▸ **Directive**: Print every entry, word for word, and skip the images.
##### Input material
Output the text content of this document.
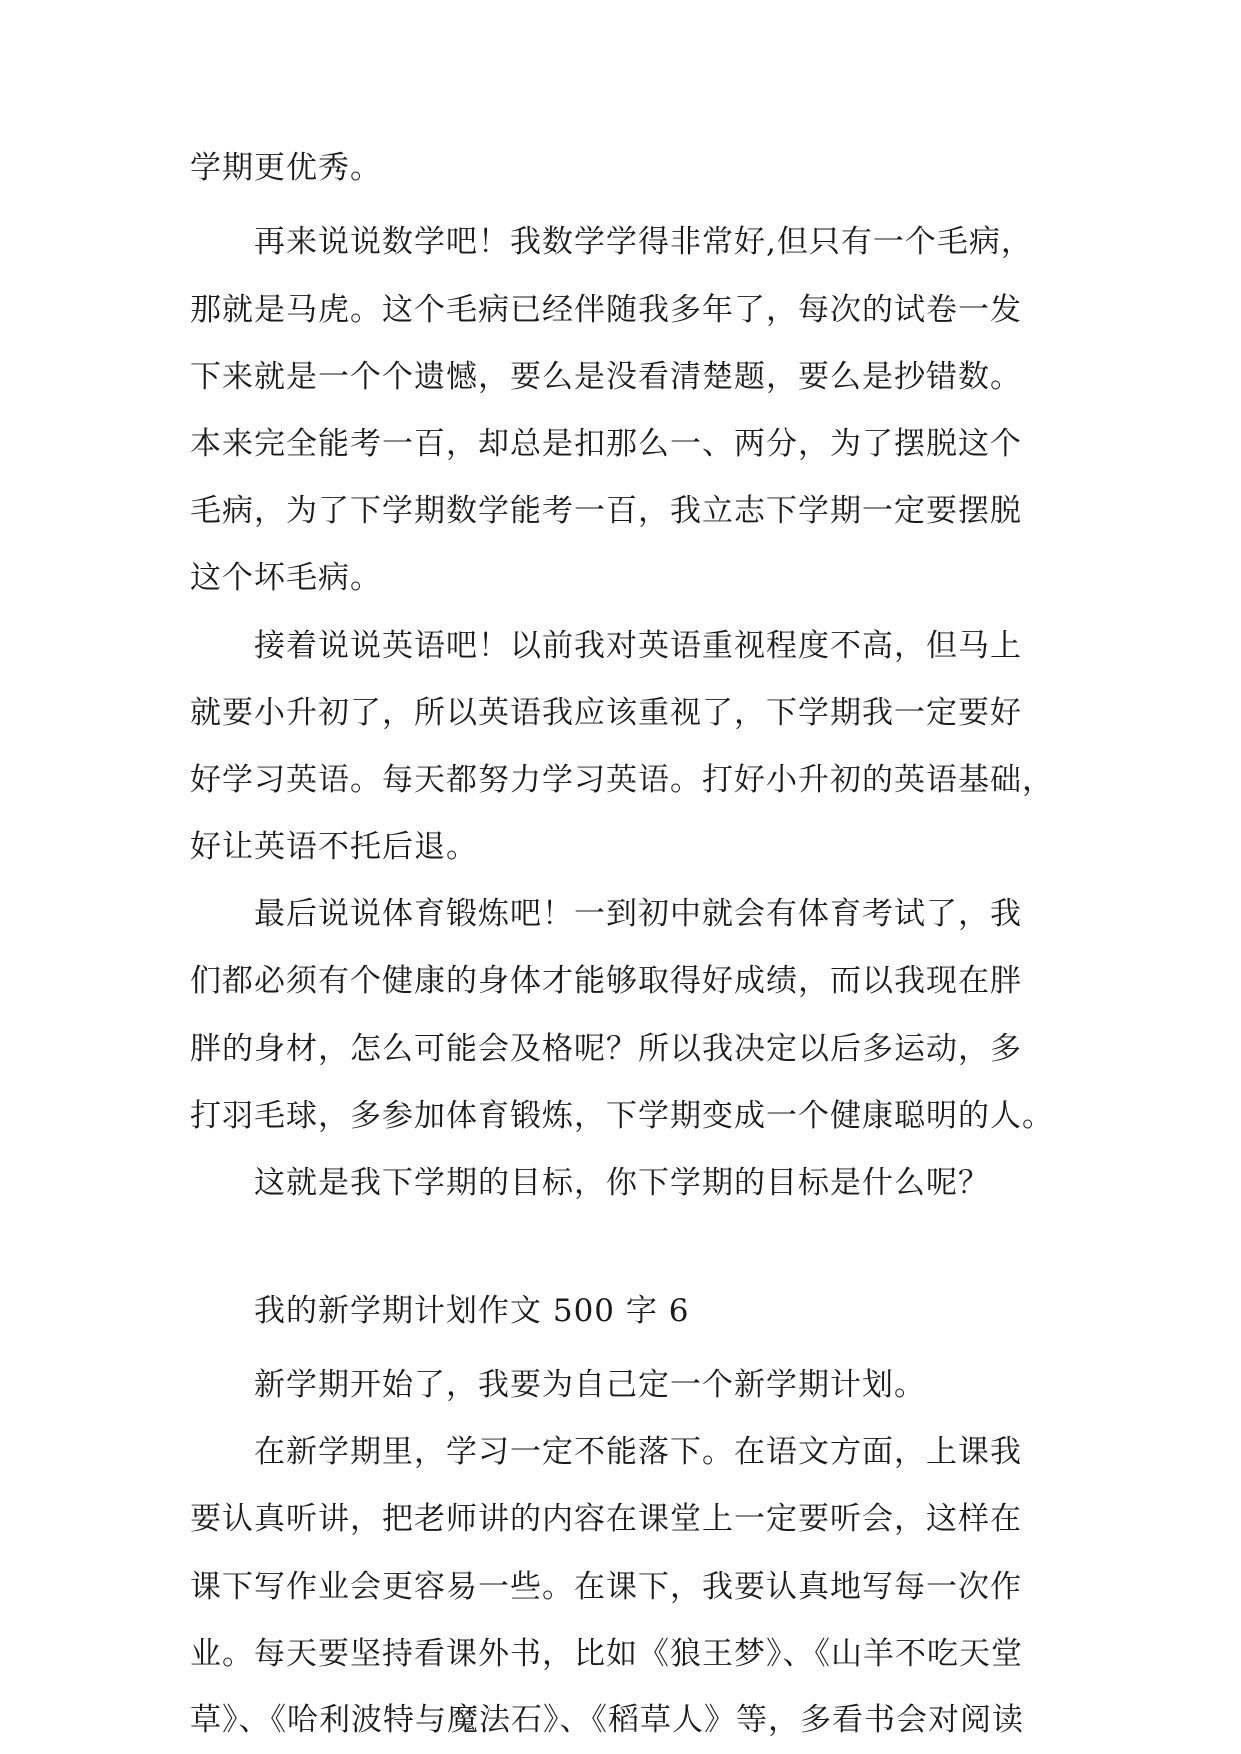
学期更优秀。
再来说说数学吧！我数学学得非常好,但只有一个毛病，
那就是马虎。这个毛病已经伴随我多年了，每次的试卷一发
下来就是一个个遗憾，要么是没看清楚题，要么是抄错数。
本来完全能考一百，却总是扣那么一、两分，为了摆脱这个
毛病，为了下学期数学能考一百，我立志下学期一定要摆脱
这个坏毛病。
接着说说英语吧！以前我对英语重视程度不高，但马上
就要小升初了，所以英语我应该重视了，下学期我一定要好
好学习英语。每天都努力学习英语。打好小升初的英语基础，
好让英语不托后退。
最后说说体育锻炼吧！一到初中就会有体育考试了，我
们都必须有个健康的身体才能够取得好成绩，而以我现在胖
胖的身材，怎么可能会及格呢？所以我决定以后多运动，多
打羽毛球，多参加体育锻炼，下学期变成一个健康聪明的人。
这就是我下学期的目标，你下学期的目标是什么呢？
我的新学期计划作文 500 字 6
新学期开始了，我要为自己定一个新学期计划。
在新学期里，学习一定不能落下。在语文方面，上课我
要认真听讲，把老师讲的内容在课堂上一定要听会，这样在
课下写作业会更容易一些。在课下，我要认真地写每一次作
业。每天要坚持看课外书，比如《狼王梦》、《山羊不吃天堂
草》、《哈利波特与魔法石》、《稻草人》等，多看书会对阅读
##########
▸ **Solution to this problem**:
Output the text content of this document.
学期更优秀。
再来说说数学吧！我数学学得非常好,但只有一个毛病，
那就是马虎。这个毛病已经伴随我多年了，每次的试卷一发
下来就是一个个遗憾，要么是没看清楚题，要么是抄错数。
本来完全能考一百，却总是扣那么一、两分，为了摆脱这个
毛病，为了下学期数学能考一百，我立志下学期一定要摆脱
这个坏毛病。
接着说说英语吧！以前我对英语重视程度不高，但马上
就要小升初了，所以英语我应该重视了，下学期我一定要好
好学习英语。每天都努力学习英语。打好小升初的英语基础，
好让英语不托后退。
最后说说体育锻炼吧！一到初中就会有体育考试了，我
们都必须有个健康的身体才能够取得好成绩，而以我现在胖
胖的身材，怎么可能会及格呢？所以我决定以后多运动，多
打羽毛球，多参加体育锻炼，下学期变成一个健康聪明的人。
这就是我下学期的目标，你下学期的目标是什么呢？
我的新学期计划作文 500 字 6
新学期开始了，我要为自己定一个新学期计划。
在新学期里，学习一定不能落下。在语文方面，上课我
要认真听讲，把老师讲的内容在课堂上一定要听会，这样在
课下写作业会更容易一些。在课下，我要认真地写每一次作
业。每天要坚持看课外书，比如《狼王梦》、《山羊不吃天堂
草》、《哈利波特与魔法石》、《稻草人》等，多看书会对阅读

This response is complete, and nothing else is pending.